- **Data provided**
────

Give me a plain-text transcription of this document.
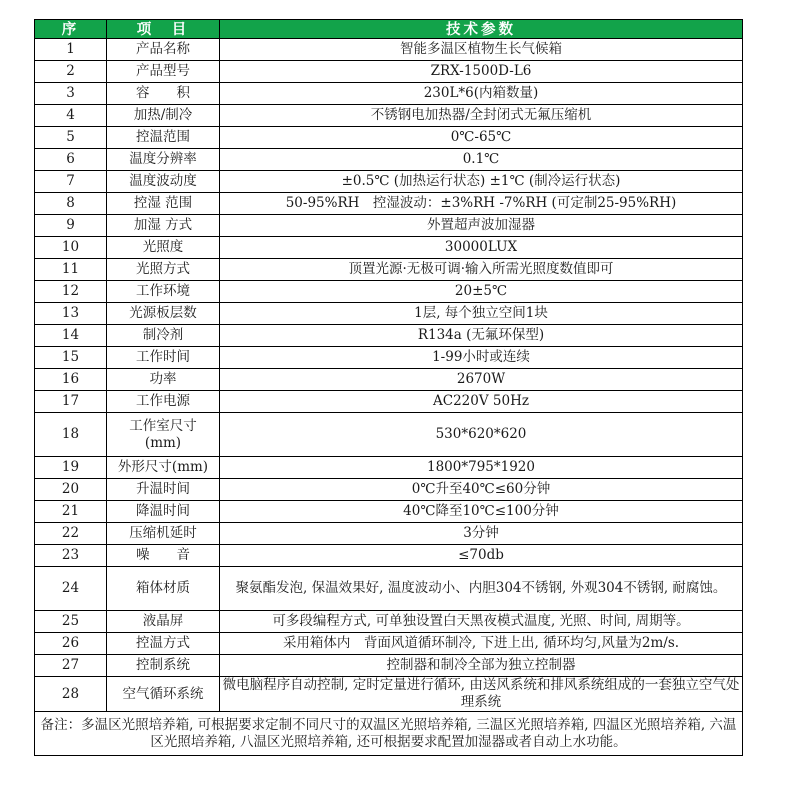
序	项　目	技术参数
1	产品名称	智能多温区植物生长气候箱
2	产品型号	ZRX-1500D-L6
3	容　　积	230L*6(内箱数量)
4	加热/制冷	不锈钢电加热器/全封闭式无氟压缩机
5	控温范围	0℃-65℃
6	温度分辨率	0.1℃
7	温度波动度	±0.5℃ (加热运行状态) ±1℃ (制冷运行状态)
8	控湿 范围	50-95%RH　控湿波动：±3%RH -7%RH (可定制25-95%RH)
9	加湿 方式	外置超声波加湿器
10	光照度	30000LUX
11	光照方式	顶置光源·无极可调·输入所需光照度数值即可
12	工作环境	20±5℃
13	光源板层数	1层, 每个独立空间1块
14	制冷剂	R134a (无氟环保型)
15	工作时间	1-99小时或连续
16	功率	2670W
17	工作电源	AC220V 50Hz
18	工作室尺寸
(mm)	530*620*620
19	外形尺寸(mm)	1800*795*1920
20	升温时间	0℃升至40℃≤60分钟
21	降温时间	40℃降至10℃≤100分钟
22	压缩机延时	3分钟
23	噪　　音	≤70db
24	箱体材质	聚氨酯发泡, 保温效果好, 温度波动小、内胆304不锈钢, 外观304不锈钢, 耐腐蚀。
25	液晶屏	可多段编程方式, 可单独设置白天黑夜模式温度, 光照、时间, 周期等。
26	控温方式	采用箱体内　背面风道循环制冷, 下进上出, 循环均匀,风量为2m/s.
27	控制系统	控制器和制冷全部为独立控制器
28	空气循环系统	微电脑程序自动控制, 定时定量进行循环, 由送风系统和排风系统组成的一套独立空气处理系统
备注：多温区光照培养箱, 可根据要求定制不同尺寸的双温区光照培养箱, 三温区光照培养箱, 四温区光照培养箱, 六温区光照培养箱, 八温区光照培养箱, 还可根据要求配置加湿器或者自动上水功能。		
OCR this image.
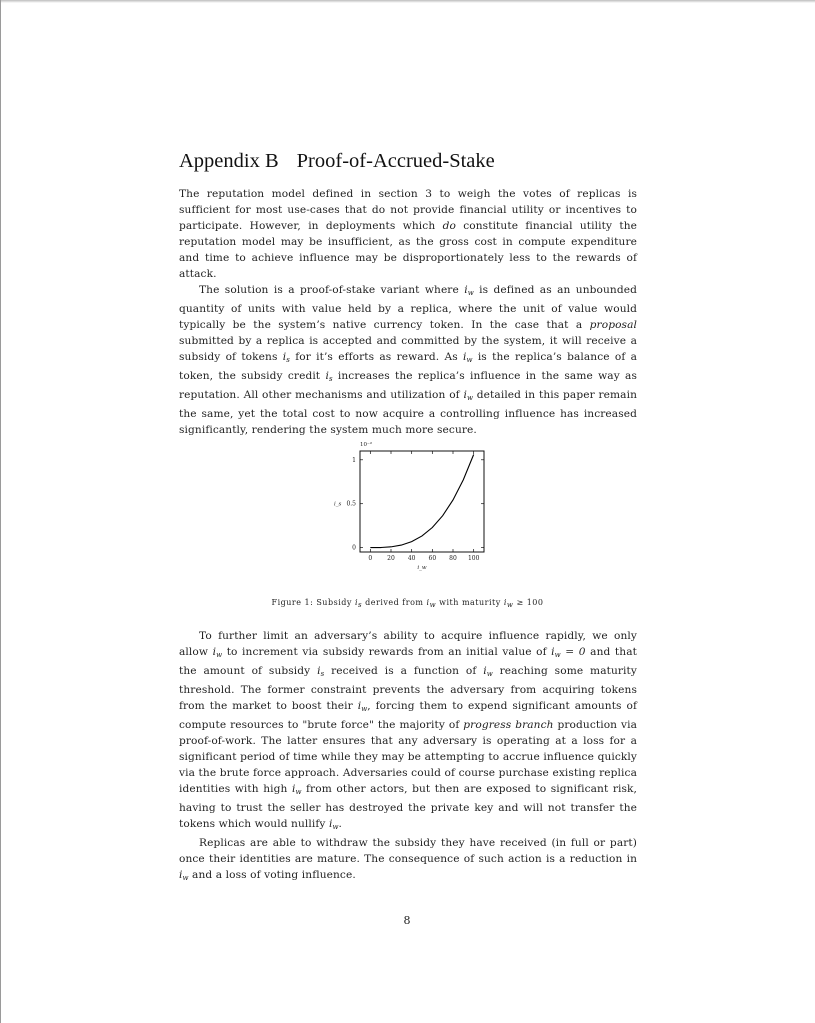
Appendix B Proof-of-Accrued-Stake

The reputation model defined in section 3 to weigh the votes of replicas is sufficient for most use-cases that do not provide financial utility or incentives to participate. However, in deployments which do constitute financial utility the reputation model may be insufficient, as the gross cost in compute expenditure and time to achieve influence may be disproportionately less to the rewards of attack.

The solution is a proof-of-stake variant where $i_w$ is defined as an unbounded quantity of units with value held by a replica, where the unit of value would typically be the system’s native currency token. In the case that a proposal submitted by a replica is accepted and committed by the system, it will receive a subsidy of tokens $i_s$ for it’s efforts as reward. As $i_w$ is the replica’s balance of a token, the subsidy credit $i_s$ increases the replica’s influence in the same way as reputation. All other mechanisms and utilization of $i_w$ detailed in this paper remain the same, yet the total cost to now acquire a controlling influence has increased significantly, rendering the system much more secure.

0 20 40 60 80 100
0
0.5
1
10⁻²
i_w
i_s
Figure 1: Subsidy $i_s$ derived from $i_w$ with maturity $i_w \ge 100$

To further limit an adversary’s ability to acquire influence rapidly, we only allow $i_w$ to increment via subsidy rewards from an initial value of $i_w = 0$ and that the amount of subsidy $i_s$ received is a function of $i_w$ reaching some maturity threshold. The former constraint prevents the adversary from acquiring tokens from the market to boost their $i_w$, forcing them to expend significant amounts of compute resources to "brute force" the majority of progress branch production via proof-of-work. The latter ensures that any adversary is operating at a loss for a significant period of time while they may be attempting to accrue influence quickly via the brute force approach. Adversaries could of course purchase existing replica identities with high $i_w$ from other actors, but then are exposed to significant risk, having to trust the seller has destroyed the private key and will not transfer the tokens which would nullify $i_w$.

Replicas are able to withdraw the subsidy they have received (in full or part) once their identities are mature. The consequence of such action is a reduction in $i_w$ and a loss of voting influence.

8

────

Go through the records and gather the lines that hold "maturity".

- **Task solution**
Figure 1: Subsidy $i_s$ derived from $i_w$ with maturity $i_w \ge 100$
To further limit an adversary’s ability to acquire influence rapidly, we only allow $i_w$ to increment via subsidy rewards from an initial value of $i_w = 0$ and that the amount of subsidy $i_s$ received is a function of $i_w$ reaching some maturity threshold. The former constraint prevents the adversary from acquiring tokens from the market to boost their $i_w$, forcing them to expend significant amounts of compute resources to "brute force" the majority of progress branch production via proof-of-work. The latter ensures that any adversary is operating at a loss for a significant period of time while they may be attempting to accrue influence quickly via the brute force approach. Adversaries could of course purchase existing replica identities with high $i_w$ from other actors, but then are exposed to significant risk, having to trust the seller has destroyed the private key and will not transfer the tokens which would nullify $i_w$.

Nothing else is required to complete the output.